— START MATERIAL —

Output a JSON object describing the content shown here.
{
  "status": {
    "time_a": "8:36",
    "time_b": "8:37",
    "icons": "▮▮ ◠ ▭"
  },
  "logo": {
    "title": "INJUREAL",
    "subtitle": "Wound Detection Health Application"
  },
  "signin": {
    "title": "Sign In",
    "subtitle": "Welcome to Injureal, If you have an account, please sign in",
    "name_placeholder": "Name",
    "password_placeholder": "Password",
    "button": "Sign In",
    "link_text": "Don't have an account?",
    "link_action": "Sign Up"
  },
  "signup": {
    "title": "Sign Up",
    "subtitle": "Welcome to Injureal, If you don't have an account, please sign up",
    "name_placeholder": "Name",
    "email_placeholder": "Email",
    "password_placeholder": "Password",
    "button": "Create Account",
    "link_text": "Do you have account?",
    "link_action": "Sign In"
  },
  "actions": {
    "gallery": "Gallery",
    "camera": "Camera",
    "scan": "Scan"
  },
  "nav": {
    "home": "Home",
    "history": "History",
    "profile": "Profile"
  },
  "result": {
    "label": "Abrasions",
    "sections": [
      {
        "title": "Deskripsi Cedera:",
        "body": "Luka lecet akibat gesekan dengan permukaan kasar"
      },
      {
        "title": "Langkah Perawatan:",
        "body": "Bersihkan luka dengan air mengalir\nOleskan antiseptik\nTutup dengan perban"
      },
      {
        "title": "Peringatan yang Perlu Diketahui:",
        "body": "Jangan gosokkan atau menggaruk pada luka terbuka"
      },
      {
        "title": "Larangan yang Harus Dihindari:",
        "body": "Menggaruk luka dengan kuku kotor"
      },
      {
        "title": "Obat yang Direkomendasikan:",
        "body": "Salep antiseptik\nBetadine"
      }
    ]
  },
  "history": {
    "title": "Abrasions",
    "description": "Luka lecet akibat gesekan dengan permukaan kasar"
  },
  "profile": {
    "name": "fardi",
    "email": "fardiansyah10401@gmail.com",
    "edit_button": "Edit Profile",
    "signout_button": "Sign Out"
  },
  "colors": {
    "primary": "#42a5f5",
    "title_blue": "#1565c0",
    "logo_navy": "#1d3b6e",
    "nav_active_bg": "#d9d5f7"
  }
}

— END MATERIAL —

TASK DETAILS:
Generate an exact reproduction of all entries.

TASK ANSWER:
Output a JSON object describing the content shown here.
{
  "status": {
    "time_a": "8:36",
    "time_b": "8:37",
    "icons": "▮▮ ◠ ▭"
  },
  "logo": {
    "title": "INJUREAL",
    "subtitle": "Wound Detection Health Application"
  },
  "signin": {
    "title": "Sign In",
    "subtitle": "Welcome to Injureal, If you have an account, please sign in",
    "name_placeholder": "Name",
    "password_placeholder": "Password",
    "button": "Sign In",
    "link_text": "Don't have an account?",
    "link_action": "Sign Up"
  },
  "signup": {
    "title": "Sign Up",
    "subtitle": "Welcome to Injureal, If you don't have an account, please sign up",
    "name_placeholder": "Name",
    "email_placeholder": "Email",
    "password_placeholder": "Password",
    "button": "Create Account",
    "link_text": "Do you have account?",
    "link_action": "Sign In"
  },
  "actions": {
    "gallery": "Gallery",
    "camera": "Camera",
    "scan": "Scan"
  },
  "nav": {
    "home": "Home",
    "history": "History",
    "profile": "Profile"
  },
  "result": {
    "label": "Abrasions",
    "sections": [
      {
        "title": "Deskripsi Cedera:",
        "body": "Luka lecet akibat gesekan dengan permukaan kasar"
      },
      {
        "title": "Langkah Perawatan:",
        "body": "Bersihkan luka dengan air mengalir\nOleskan antiseptik\nTutup dengan perban"
      },
      {
        "title": "Peringatan yang Perlu Diketahui:",
        "body": "Jangan gosokkan atau menggaruk pada luka terbuka"
      },
      {
        "title": "Larangan yang Harus Dihindari:",
        "body": "Menggaruk luka dengan kuku kotor"
      },
      {
        "title": "Obat yang Direkomendasikan:",
        "body": "Salep antiseptik\nBetadine"
      }
    ]
  },
  "history": {
    "title": "Abrasions",
    "description": "Luka lecet akibat gesekan dengan permukaan kasar"
  },
  "profile": {
    "name": "fardi",
    "email": "fardiansyah10401@gmail.com",
    "edit_button": "Edit Profile",
    "signout_button": "Sign Out"
  },
  "colors": {
    "primary": "#42a5f5",
    "title_blue": "#1565c0",
    "logo_navy": "#1d3b6e",
    "nav_active_bg": "#d9d5f7"
  }
}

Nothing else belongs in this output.